**Exercise instructions:** Give the number of lines in the entries that contain "circumstances". State only the count.
::::::::
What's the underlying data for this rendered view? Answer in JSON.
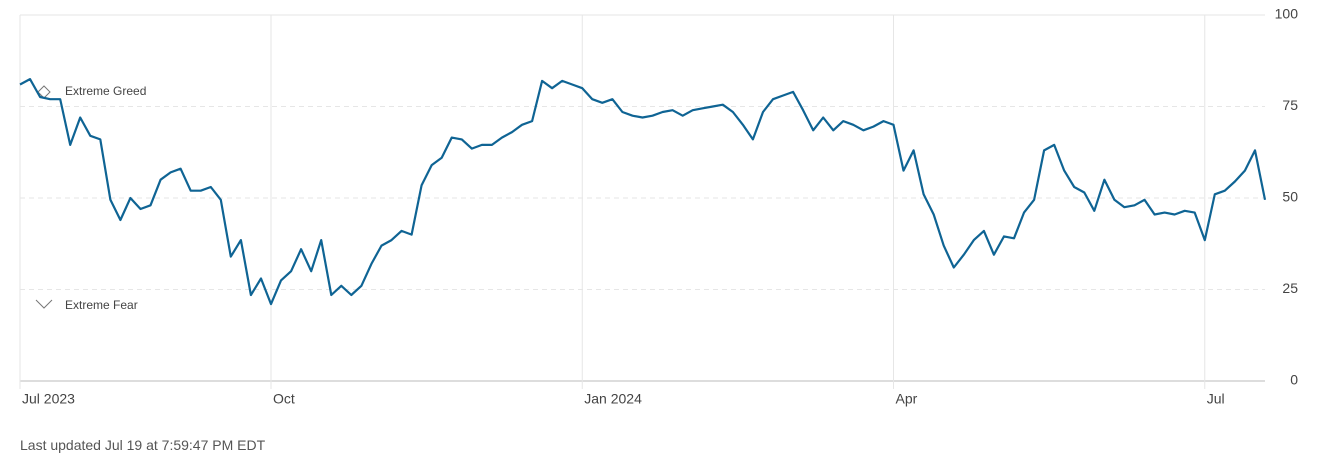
{
  "chart_data": {
    "type": "line",
    "categories": [
      "Jul 2023",
      null,
      null,
      null,
      null,
      null,
      null,
      null,
      null,
      null,
      null,
      null,
      null,
      null,
      null,
      null,
      null,
      null,
      null,
      null,
      null,
      null,
      null,
      null,
      null,
      "Oct",
      null,
      null,
      null,
      null,
      null,
      null,
      null,
      null,
      null,
      null,
      null,
      null,
      null,
      null,
      null,
      null,
      null,
      null,
      null,
      null,
      null,
      null,
      null,
      null,
      null,
      null,
      null,
      null,
      null,
      null,
      "Jan 2024",
      null,
      null,
      null,
      null,
      null,
      null,
      null,
      null,
      null,
      null,
      null,
      null,
      null,
      null,
      null,
      null,
      null,
      null,
      null,
      null,
      null,
      null,
      null,
      null,
      null,
      null,
      null,
      null,
      null,
      null,
      "Apr",
      null,
      null,
      null,
      null,
      null,
      null,
      null,
      null,
      null,
      null,
      null,
      null,
      null,
      null,
      null,
      null,
      null,
      null,
      null,
      null,
      null,
      null,
      null,
      null,
      null,
      null,
      null,
      null,
      null,
      null,
      "Jul",
      null,
      null,
      null,
      null,
      null,
      null
    ],
    "values": [
      81,
      82.5,
      77.6,
      77,
      77,
      64.5,
      72,
      67,
      66,
      49.5,
      44,
      50,
      47,
      48,
      55,
      57,
      58,
      52,
      52,
      53,
      49.5,
      34,
      38.5,
      23.5,
      28,
      21,
      27.5,
      30,
      36,
      30,
      38.5,
      23.5,
      26,
      23.5,
      26,
      32,
      37,
      38.5,
      41,
      40,
      53.5,
      59,
      61,
      66.5,
      66,
      63.5,
      64.5,
      64.5,
      66.5,
      68,
      70,
      71,
      82,
      80,
      82,
      81,
      80,
      77,
      76,
      77,
      73.5,
      72.5,
      72,
      72.5,
      73.5,
      74,
      72.5,
      74,
      74.5,
      75,
      75.5,
      73.5,
      70,
      66,
      73.5,
      77,
      78,
      79,
      74,
      68.5,
      72,
      68.5,
      71,
      70,
      68.5,
      69.5,
      71,
      70,
      57.5,
      63,
      51,
      45.5,
      37,
      31,
      34.5,
      38.5,
      41,
      34.5,
      39.5,
      39,
      46,
      49.5,
      63,
      64.5,
      57.5,
      53,
      51.5,
      46.5,
      55,
      49.5,
      47.5,
      48,
      49.5,
      45.5,
      46,
      45.5,
      46.5,
      46,
      38.5,
      51,
      52,
      54.5,
      57.5,
      63,
      49.5
    ],
    "color": "#0f6494",
    "ylim": [
      0,
      100
    ],
    "yticks": [
      0,
      25,
      50,
      75,
      100
    ],
    "grid": true,
    "annotations": [
      "Extreme Greed",
      "Extreme Fear"
    ]
  },
  "footer": "Last updated Jul 19 at 7:59:47 PM EDT"
}
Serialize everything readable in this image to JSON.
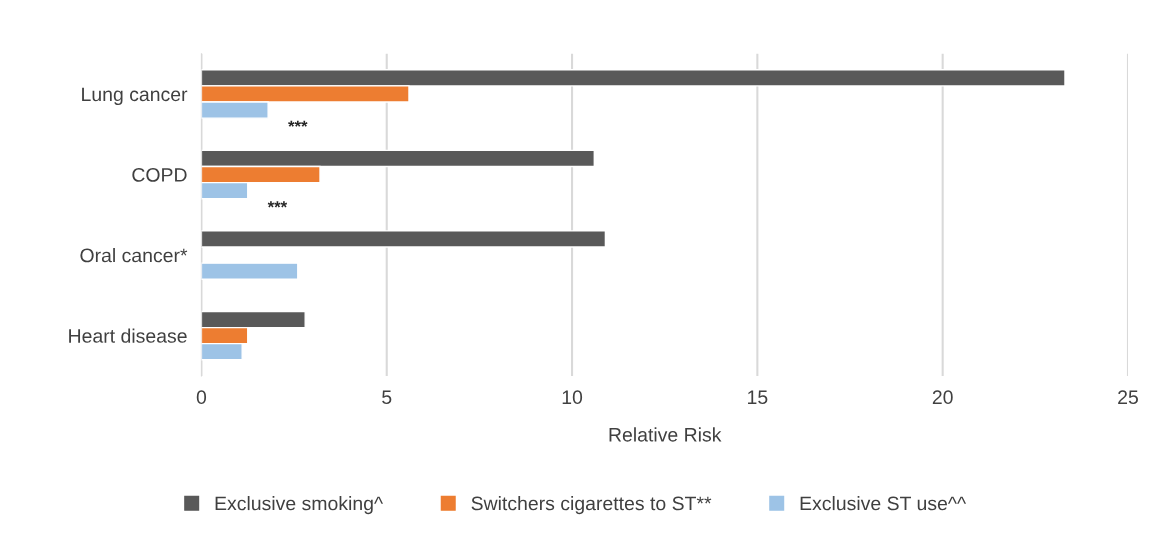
{
  "chart_data": {
    "type": "bar",
    "orientation": "horizontal",
    "xlabel": "Relative Risk",
    "categories": [
      "Lung cancer",
      "COPD",
      "Oral cancer*",
      "Heart disease"
    ],
    "series": [
      {
        "name": "Exclusive smoking^",
        "color": "#595959",
        "values": [
          23.3,
          10.6,
          10.9,
          2.8
        ]
      },
      {
        "name": "Switchers cigarettes to ST**",
        "color": "#ed7d31",
        "values": [
          5.6,
          3.2,
          null,
          1.25
        ]
      },
      {
        "name": "Exclusive ST use^^",
        "color": "#9dc3e6",
        "values": [
          1.8,
          1.25,
          2.6,
          1.1
        ]
      }
    ],
    "xlim": [
      0,
      25
    ],
    "xticks": [
      0,
      5,
      10,
      15,
      20,
      25
    ],
    "grid": "x",
    "legend": "bottom",
    "annotations": [
      "***",
      "***"
    ]
  }
}
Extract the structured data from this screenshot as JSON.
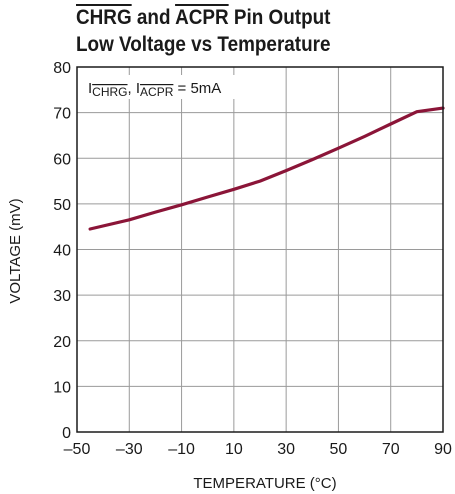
{
  "chart_data": {
    "type": "line",
    "title": {
      "line1": {
        "part1": "CHRG",
        "part2": " and ",
        "part3": "ACPR",
        "part4": " Pin Output"
      },
      "line2": "Low Voltage vs Temperature"
    },
    "annotation": {
      "prefix": "I",
      "sub1": "CHRG",
      "mid": ", I",
      "sub2": "ACPR",
      "suffix": " = 5mA"
    },
    "xlabel": "TEMPERATURE (°C)",
    "ylabel": "VOLTAGE (mV)",
    "xlim": [
      -50,
      90
    ],
    "ylim": [
      0,
      80
    ],
    "x_ticks": [
      -50,
      -30,
      -10,
      10,
      30,
      50,
      70,
      90
    ],
    "x_tick_labels": [
      "–50",
      "–30",
      "–10",
      "10",
      "30",
      "50",
      "70",
      "90"
    ],
    "y_ticks": [
      0,
      10,
      20,
      30,
      40,
      50,
      60,
      70,
      80
    ],
    "y_tick_labels": [
      "0",
      "10",
      "20",
      "30",
      "40",
      "50",
      "60",
      "70",
      "80"
    ],
    "grid": true,
    "series_color": "#8b1538",
    "grid_color": "#9a9a9a",
    "series": [
      {
        "x": [
          -45,
          -30,
          -20,
          -10,
          0,
          10,
          20,
          30,
          40,
          50,
          60,
          70,
          80,
          90
        ],
        "values": [
          44.5,
          46.5,
          48.2,
          49.8,
          51.5,
          53.2,
          55.0,
          57.3,
          59.7,
          62.2,
          64.8,
          67.5,
          70.2,
          71.0
        ]
      }
    ]
  }
}
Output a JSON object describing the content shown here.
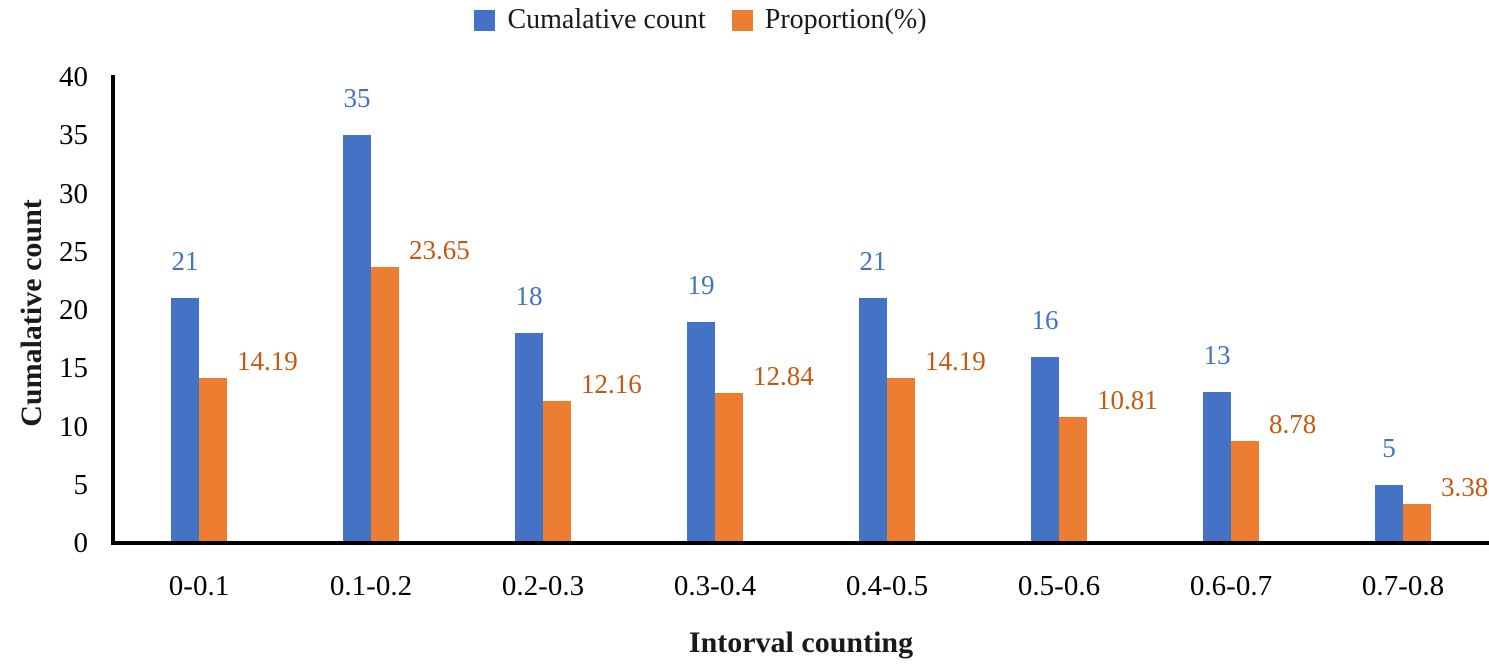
{
  "chart_data": {
    "type": "bar",
    "title": "",
    "xlabel": "Intorval counting",
    "ylabel": "Cumalative count",
    "categories": [
      "0-0.1",
      "0.1-0.2",
      "0.2-0.3",
      "0.3-0.4",
      "0.4-0.5",
      "0.5-0.6",
      "0.6-0.7",
      "0.7-0.8"
    ],
    "series": [
      {
        "name": "Cumalative count",
        "color": "#4472C4",
        "label_color": "#4472C4",
        "values": [
          21,
          35,
          18,
          19,
          21,
          16,
          13,
          5
        ],
        "labels": [
          "21",
          "35",
          "18",
          "19",
          "21",
          "16",
          "13",
          "5"
        ]
      },
      {
        "name": "Proportion(%)",
        "color": "#ED7D31",
        "label_color": "#C45A11",
        "values": [
          14.19,
          23.65,
          12.16,
          12.84,
          14.19,
          10.81,
          8.78,
          3.38
        ],
        "labels": [
          "14.19",
          "23.65",
          "12.16",
          "12.84",
          "14.19",
          "10.81",
          "8.78",
          "3.38"
        ]
      }
    ],
    "ylim": [
      0,
      40
    ],
    "y_ticks": [
      "0",
      "5",
      "10",
      "15",
      "20",
      "25",
      "30",
      "35",
      "40"
    ],
    "grid": "off",
    "legend_position": "top-center",
    "axis_color": "#000000"
  }
}
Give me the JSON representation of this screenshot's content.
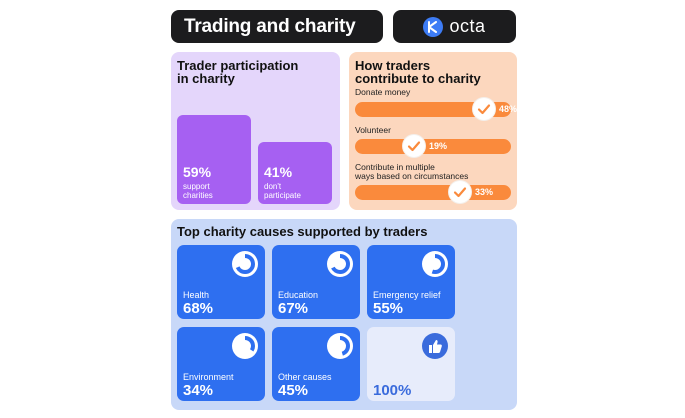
{
  "header": {
    "title": "Trading and charity",
    "logo_text": "octa"
  },
  "participation": {
    "title_line1": "Trader participation",
    "title_line2": "in charity",
    "bars": [
      {
        "value": "59%",
        "label_line1": "support",
        "label_line2": "charities"
      },
      {
        "value": "41%",
        "label_line1": "don't",
        "label_line2": "participate"
      }
    ]
  },
  "contribution": {
    "title_line1": "How traders",
    "title_line2": "contribute to charity",
    "rows": [
      {
        "label_line1": "Donate money",
        "label_line2": "",
        "value": "48%"
      },
      {
        "label_line1": "Volunteer",
        "label_line2": "",
        "value": "19%"
      },
      {
        "label_line1": "Contribute in multiple",
        "label_line2": "ways based on circumstances",
        "value": "33%"
      }
    ]
  },
  "causes": {
    "title": "Top charity causes supported by traders",
    "tiles": [
      {
        "label": "Health",
        "value": "68%"
      },
      {
        "label": "Education",
        "value": "67%"
      },
      {
        "label": "Emergency relief",
        "value": "55%"
      },
      {
        "label": "Environment",
        "value": "34%"
      },
      {
        "label": "Other causes",
        "value": "45%"
      },
      {
        "label": "",
        "value": "100%"
      }
    ]
  },
  "colors": {
    "purple_bar": "#a660f2",
    "orange_track": "#fa8a3c",
    "blue_tile": "#2e6ff0"
  },
  "chart_data": [
    {
      "type": "bar",
      "title": "Trader participation in charity",
      "categories": [
        "support charities",
        "don't participate"
      ],
      "values": [
        59,
        41
      ],
      "ylim": [
        0,
        100
      ]
    },
    {
      "type": "bar",
      "title": "How traders contribute to charity",
      "categories": [
        "Donate money",
        "Volunteer",
        "Contribute in multiple ways based on circumstances"
      ],
      "values": [
        48,
        19,
        33
      ],
      "orientation": "horizontal"
    },
    {
      "type": "pie",
      "title": "Top charity causes supported by traders",
      "categories": [
        "Health",
        "Education",
        "Emergency relief",
        "Environment",
        "Other causes"
      ],
      "values": [
        68,
        67,
        55,
        34,
        45
      ]
    }
  ]
}
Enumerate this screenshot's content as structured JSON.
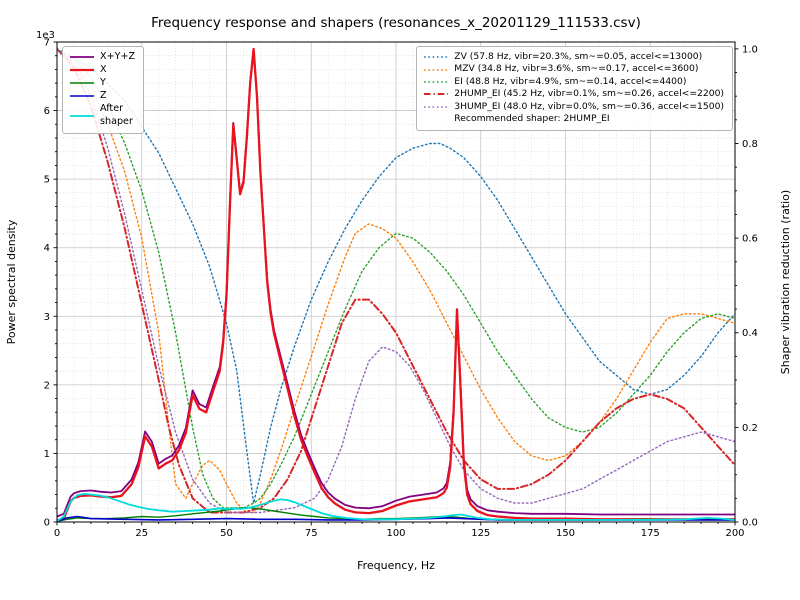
::::::::
**Answer for this exercise:** 2